_TO BE DONE_.
Identify and copy all lines of the material where the string "venue" is found.

_Entries taken from a collection_.
-------

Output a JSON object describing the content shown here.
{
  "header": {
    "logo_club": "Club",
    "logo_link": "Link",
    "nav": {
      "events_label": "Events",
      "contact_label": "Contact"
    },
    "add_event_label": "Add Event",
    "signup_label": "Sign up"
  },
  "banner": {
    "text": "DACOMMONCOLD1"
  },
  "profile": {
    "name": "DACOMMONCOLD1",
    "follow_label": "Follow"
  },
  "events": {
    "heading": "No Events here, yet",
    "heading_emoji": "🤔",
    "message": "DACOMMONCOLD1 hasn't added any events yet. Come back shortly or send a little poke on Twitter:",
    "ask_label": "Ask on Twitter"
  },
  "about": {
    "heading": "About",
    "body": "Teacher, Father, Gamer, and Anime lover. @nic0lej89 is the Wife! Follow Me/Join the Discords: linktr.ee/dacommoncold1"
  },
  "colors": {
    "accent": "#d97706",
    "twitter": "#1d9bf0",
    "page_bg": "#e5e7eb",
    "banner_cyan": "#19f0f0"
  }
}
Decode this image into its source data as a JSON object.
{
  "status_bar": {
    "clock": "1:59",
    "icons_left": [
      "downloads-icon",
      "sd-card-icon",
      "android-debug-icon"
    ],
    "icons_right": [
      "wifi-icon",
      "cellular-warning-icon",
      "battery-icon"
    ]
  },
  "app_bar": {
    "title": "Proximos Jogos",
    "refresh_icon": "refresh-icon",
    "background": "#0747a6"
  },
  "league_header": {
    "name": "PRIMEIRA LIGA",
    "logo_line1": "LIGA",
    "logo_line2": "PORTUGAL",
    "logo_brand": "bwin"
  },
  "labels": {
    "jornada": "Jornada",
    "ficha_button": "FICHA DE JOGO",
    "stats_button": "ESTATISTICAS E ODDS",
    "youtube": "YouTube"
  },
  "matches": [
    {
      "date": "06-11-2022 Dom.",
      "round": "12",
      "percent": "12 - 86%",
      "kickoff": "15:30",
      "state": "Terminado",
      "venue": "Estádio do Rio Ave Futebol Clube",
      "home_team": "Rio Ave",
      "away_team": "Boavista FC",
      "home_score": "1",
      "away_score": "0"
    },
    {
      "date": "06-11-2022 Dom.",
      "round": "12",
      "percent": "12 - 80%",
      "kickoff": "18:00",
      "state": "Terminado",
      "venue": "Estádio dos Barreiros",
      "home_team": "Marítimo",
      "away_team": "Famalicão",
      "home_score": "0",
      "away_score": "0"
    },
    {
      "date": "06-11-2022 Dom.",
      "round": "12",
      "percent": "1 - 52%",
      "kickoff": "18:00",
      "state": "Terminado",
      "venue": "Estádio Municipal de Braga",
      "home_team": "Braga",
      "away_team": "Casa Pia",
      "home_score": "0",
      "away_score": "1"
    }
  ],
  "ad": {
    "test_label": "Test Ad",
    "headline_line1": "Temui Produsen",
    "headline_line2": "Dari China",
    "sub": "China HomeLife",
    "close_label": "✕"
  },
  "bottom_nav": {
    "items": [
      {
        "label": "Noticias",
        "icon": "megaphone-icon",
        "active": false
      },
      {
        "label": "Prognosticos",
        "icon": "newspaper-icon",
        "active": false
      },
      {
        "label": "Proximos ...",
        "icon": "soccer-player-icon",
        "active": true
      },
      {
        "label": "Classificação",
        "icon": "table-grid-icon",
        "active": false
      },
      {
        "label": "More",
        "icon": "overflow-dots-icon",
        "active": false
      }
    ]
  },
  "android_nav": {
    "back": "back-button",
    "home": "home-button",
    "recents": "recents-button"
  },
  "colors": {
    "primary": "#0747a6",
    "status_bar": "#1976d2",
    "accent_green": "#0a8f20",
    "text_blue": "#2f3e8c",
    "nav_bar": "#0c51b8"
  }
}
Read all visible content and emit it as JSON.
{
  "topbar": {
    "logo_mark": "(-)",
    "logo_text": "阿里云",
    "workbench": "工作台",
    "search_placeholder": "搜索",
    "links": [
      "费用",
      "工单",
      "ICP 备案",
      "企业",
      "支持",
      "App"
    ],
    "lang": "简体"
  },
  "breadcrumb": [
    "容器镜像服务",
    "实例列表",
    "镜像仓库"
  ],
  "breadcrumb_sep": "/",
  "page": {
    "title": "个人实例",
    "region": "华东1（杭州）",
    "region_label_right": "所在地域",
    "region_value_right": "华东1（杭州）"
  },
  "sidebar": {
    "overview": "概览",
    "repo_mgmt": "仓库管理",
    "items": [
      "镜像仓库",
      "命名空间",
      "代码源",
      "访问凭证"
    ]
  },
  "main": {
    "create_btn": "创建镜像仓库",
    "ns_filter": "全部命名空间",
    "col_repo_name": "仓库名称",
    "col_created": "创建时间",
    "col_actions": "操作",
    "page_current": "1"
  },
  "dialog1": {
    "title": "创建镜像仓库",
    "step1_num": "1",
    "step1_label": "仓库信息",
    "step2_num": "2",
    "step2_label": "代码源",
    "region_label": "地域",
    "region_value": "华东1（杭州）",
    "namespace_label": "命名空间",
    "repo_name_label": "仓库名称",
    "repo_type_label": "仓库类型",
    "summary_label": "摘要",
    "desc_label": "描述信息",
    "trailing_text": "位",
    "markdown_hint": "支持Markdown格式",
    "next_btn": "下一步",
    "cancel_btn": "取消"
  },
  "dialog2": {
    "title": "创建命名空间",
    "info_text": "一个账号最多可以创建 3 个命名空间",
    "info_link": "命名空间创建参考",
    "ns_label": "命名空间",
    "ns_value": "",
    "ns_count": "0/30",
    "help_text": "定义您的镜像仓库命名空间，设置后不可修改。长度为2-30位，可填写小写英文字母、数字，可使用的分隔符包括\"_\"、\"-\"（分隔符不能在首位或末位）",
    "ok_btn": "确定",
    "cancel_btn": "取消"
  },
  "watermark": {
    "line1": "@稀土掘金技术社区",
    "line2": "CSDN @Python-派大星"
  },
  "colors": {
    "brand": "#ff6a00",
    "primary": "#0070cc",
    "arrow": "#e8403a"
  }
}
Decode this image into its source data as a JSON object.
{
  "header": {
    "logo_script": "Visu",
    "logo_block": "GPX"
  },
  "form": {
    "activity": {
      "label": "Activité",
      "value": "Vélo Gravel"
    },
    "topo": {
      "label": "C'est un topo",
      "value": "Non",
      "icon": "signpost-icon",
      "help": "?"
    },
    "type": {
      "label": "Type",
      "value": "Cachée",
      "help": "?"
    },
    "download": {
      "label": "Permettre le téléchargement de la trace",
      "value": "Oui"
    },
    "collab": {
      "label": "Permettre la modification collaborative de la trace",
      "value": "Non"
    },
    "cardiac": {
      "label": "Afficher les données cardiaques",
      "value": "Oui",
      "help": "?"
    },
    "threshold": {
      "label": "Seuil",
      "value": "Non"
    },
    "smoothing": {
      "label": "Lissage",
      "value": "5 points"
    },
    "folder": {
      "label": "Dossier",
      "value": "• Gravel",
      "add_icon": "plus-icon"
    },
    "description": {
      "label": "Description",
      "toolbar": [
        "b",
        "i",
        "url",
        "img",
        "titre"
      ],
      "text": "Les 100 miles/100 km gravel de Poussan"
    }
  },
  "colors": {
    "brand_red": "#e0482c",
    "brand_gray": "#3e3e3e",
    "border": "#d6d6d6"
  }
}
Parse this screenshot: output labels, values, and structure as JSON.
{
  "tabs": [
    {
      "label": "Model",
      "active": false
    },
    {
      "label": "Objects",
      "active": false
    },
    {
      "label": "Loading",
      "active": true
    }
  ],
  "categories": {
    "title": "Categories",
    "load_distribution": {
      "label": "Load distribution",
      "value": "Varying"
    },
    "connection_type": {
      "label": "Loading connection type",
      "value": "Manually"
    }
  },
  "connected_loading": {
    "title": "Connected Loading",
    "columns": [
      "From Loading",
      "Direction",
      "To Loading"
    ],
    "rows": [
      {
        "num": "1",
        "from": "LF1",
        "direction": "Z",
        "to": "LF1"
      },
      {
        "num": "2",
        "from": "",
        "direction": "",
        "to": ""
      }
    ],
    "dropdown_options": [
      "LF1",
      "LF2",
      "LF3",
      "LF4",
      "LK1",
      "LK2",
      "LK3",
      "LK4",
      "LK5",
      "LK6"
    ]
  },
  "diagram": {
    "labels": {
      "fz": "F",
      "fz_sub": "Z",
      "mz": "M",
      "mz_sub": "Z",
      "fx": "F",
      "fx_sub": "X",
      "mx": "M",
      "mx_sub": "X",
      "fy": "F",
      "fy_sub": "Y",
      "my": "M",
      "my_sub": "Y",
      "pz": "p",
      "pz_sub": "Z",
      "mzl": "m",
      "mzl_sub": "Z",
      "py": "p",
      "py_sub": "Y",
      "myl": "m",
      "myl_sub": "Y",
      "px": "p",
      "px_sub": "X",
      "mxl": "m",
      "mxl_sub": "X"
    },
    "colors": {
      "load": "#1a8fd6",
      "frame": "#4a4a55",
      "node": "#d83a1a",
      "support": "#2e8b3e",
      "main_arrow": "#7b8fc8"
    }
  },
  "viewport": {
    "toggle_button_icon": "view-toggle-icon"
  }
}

-------

_FULL ANSWER_.
      "venue": "Estádio do Rio Ave Futebol Clube",
      "venue": "Estádio dos Barreiros",
      "venue": "Estádio Municipal de Braga",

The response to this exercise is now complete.